Give the entries back exactly, dropping each image.
# RECORDED DATA start
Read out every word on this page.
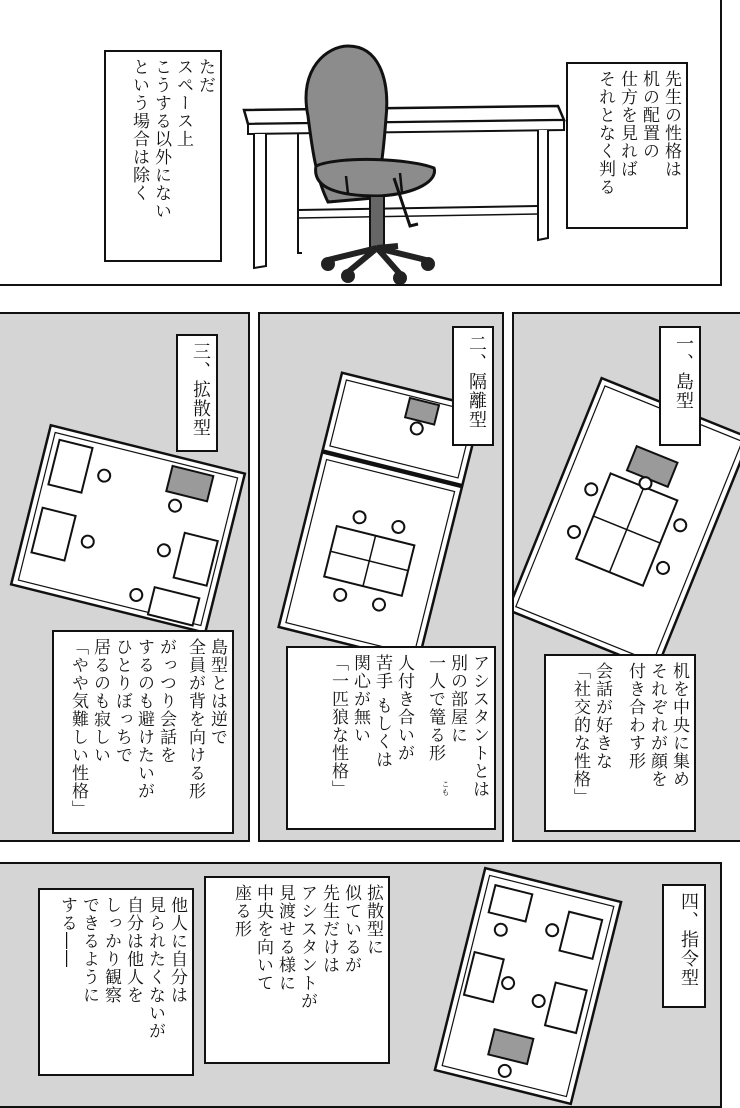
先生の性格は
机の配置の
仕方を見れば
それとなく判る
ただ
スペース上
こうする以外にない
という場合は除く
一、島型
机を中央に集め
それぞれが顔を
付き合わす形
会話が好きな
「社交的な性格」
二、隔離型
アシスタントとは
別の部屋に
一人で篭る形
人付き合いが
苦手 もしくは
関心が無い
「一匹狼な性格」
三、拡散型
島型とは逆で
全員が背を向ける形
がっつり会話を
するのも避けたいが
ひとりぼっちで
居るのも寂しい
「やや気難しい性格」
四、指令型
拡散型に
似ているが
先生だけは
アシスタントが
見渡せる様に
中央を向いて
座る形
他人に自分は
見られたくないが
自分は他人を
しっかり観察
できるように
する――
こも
# RECORDED DATA end
■ SOLUTION FOR THIS TASK ■
Read out every word on this page.
先生の性格は
机の配置の
仕方を見れば
それとなく判る
ただ
スペース上
こうする以外にない
という場合は除く
一、島型
机を中央に集め
それぞれが顔を
付き合わす形
会話が好きな
「社交的な性格」
二、隔離型
アシスタントとは
別の部屋に
一人で篭る形
人付き合いが
苦手 もしくは
関心が無い
「一匹狼な性格」
三、拡散型
島型とは逆で
全員が背を向ける形
がっつり会話を
するのも避けたいが
ひとりぼっちで
居るのも寂しい
「やや気難しい性格」
四、指令型
拡散型に
似ているが
先生だけは
アシスタントが
見渡せる様に
中央を向いて
座る形
他人に自分は
見られたくないが
自分は他人を
しっかり観察
できるように
する――
こも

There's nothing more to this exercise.